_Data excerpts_
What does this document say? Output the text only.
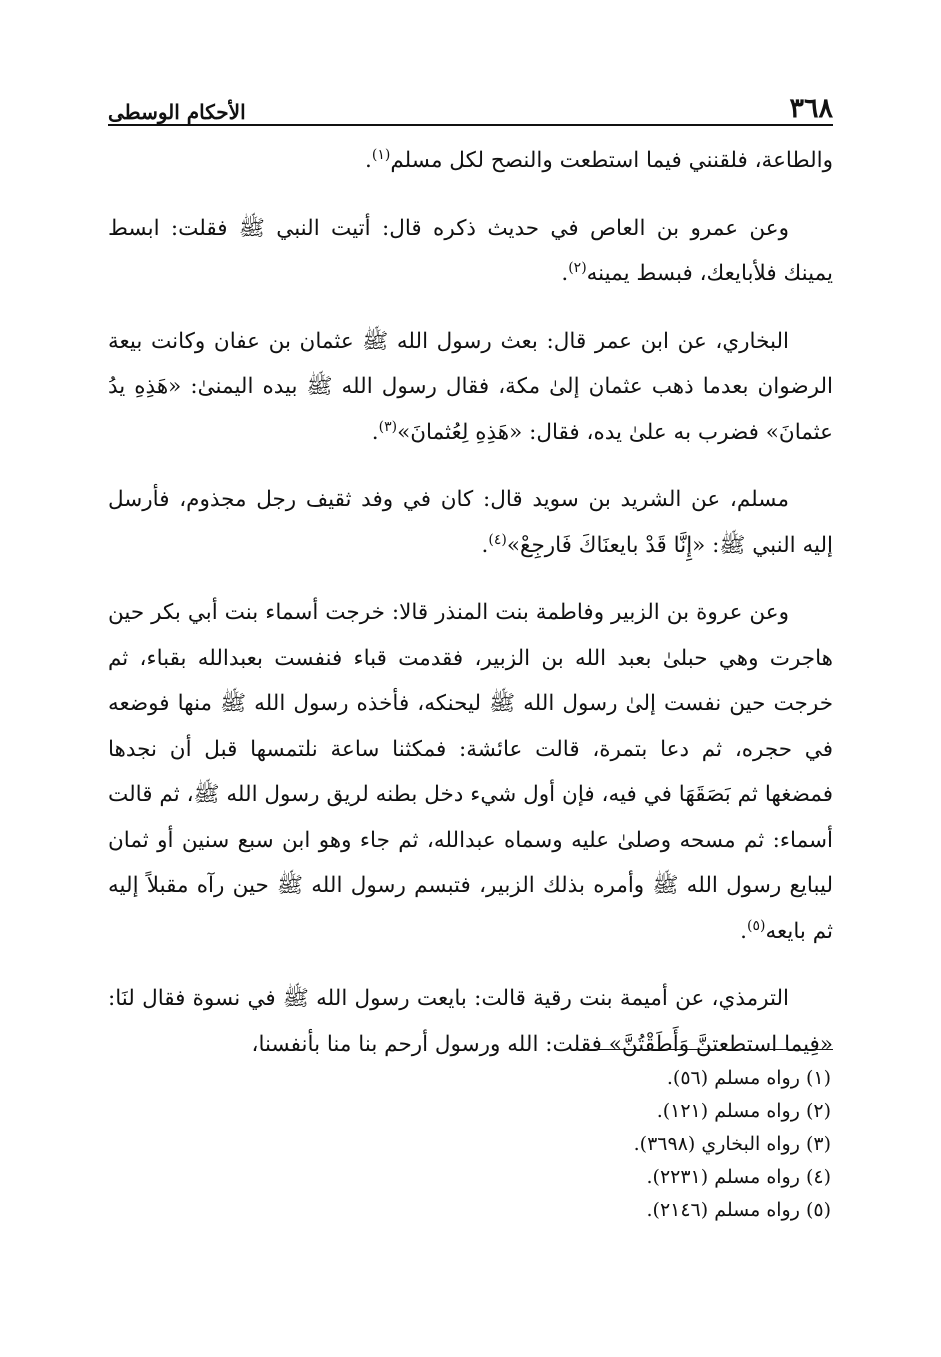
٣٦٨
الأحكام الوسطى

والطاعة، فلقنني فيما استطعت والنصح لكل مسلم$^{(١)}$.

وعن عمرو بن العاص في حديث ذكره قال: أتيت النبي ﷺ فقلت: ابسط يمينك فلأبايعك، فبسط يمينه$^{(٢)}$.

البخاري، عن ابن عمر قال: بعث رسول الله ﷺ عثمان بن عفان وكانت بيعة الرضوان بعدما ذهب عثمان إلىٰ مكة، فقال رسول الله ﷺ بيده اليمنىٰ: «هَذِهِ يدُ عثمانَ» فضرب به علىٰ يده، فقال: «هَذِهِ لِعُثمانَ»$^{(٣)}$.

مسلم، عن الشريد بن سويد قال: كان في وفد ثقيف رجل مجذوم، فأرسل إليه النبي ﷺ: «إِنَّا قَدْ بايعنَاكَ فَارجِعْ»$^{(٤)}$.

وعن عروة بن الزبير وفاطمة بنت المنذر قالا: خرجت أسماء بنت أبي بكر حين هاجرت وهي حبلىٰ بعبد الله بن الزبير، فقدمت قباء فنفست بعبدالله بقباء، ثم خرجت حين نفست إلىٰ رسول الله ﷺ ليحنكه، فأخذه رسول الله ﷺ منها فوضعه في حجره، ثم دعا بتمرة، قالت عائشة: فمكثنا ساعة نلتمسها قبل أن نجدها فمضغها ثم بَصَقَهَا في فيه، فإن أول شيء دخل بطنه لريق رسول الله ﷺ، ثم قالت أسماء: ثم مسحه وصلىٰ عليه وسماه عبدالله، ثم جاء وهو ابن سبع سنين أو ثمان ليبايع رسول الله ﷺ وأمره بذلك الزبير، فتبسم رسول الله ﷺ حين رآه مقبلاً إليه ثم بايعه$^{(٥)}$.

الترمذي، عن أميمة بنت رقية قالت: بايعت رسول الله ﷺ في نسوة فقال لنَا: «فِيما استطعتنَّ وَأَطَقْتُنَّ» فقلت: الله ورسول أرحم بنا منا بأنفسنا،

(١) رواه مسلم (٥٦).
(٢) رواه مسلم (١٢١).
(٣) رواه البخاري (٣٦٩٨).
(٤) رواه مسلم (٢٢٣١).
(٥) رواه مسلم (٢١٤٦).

_Request_
Make an exact copy of every record, pictures excluded.

_Task result_
What does this document say? Output the text only.
٣٦٨
الأحكام الوسطى

والطاعة، فلقنني فيما استطعت والنصح لكل مسلم$^{(١)}$.

وعن عمرو بن العاص في حديث ذكره قال: أتيت النبي ﷺ فقلت: ابسط يمينك فلأبايعك، فبسط يمينه$^{(٢)}$.

البخاري، عن ابن عمر قال: بعث رسول الله ﷺ عثمان بن عفان وكانت بيعة الرضوان بعدما ذهب عثمان إلىٰ مكة، فقال رسول الله ﷺ بيده اليمنىٰ: «هَذِهِ يدُ عثمانَ» فضرب به علىٰ يده، فقال: «هَذِهِ لِعُثمانَ»$^{(٣)}$.

مسلم، عن الشريد بن سويد قال: كان في وفد ثقيف رجل مجذوم، فأرسل إليه النبي ﷺ: «إِنَّا قَدْ بايعنَاكَ فَارجِعْ»$^{(٤)}$.

وعن عروة بن الزبير وفاطمة بنت المنذر قالا: خرجت أسماء بنت أبي بكر حين هاجرت وهي حبلىٰ بعبد الله بن الزبير، فقدمت قباء فنفست بعبدالله بقباء، ثم خرجت حين نفست إلىٰ رسول الله ﷺ ليحنكه، فأخذه رسول الله ﷺ منها فوضعه في حجره، ثم دعا بتمرة، قالت عائشة: فمكثنا ساعة نلتمسها قبل أن نجدها فمضغها ثم بَصَقَهَا في فيه، فإن أول شيء دخل بطنه لريق رسول الله ﷺ، ثم قالت أسماء: ثم مسحه وصلىٰ عليه وسماه عبدالله، ثم جاء وهو ابن سبع سنين أو ثمان ليبايع رسول الله ﷺ وأمره بذلك الزبير، فتبسم رسول الله ﷺ حين رآه مقبلاً إليه ثم بايعه$^{(٥)}$.

الترمذي، عن أميمة بنت رقية قالت: بايعت رسول الله ﷺ في نسوة فقال لنَا: «فِيما استطعتنَّ وَأَطَقْتُنَّ» فقلت: الله ورسول أرحم بنا منا بأنفسنا،

(١) رواه مسلم (٥٦).
(٢) رواه مسلم (١٢١).
(٣) رواه البخاري (٣٦٩٨).
(٤) رواه مسلم (٢٢٣١).
(٥) رواه مسلم (٢١٤٦).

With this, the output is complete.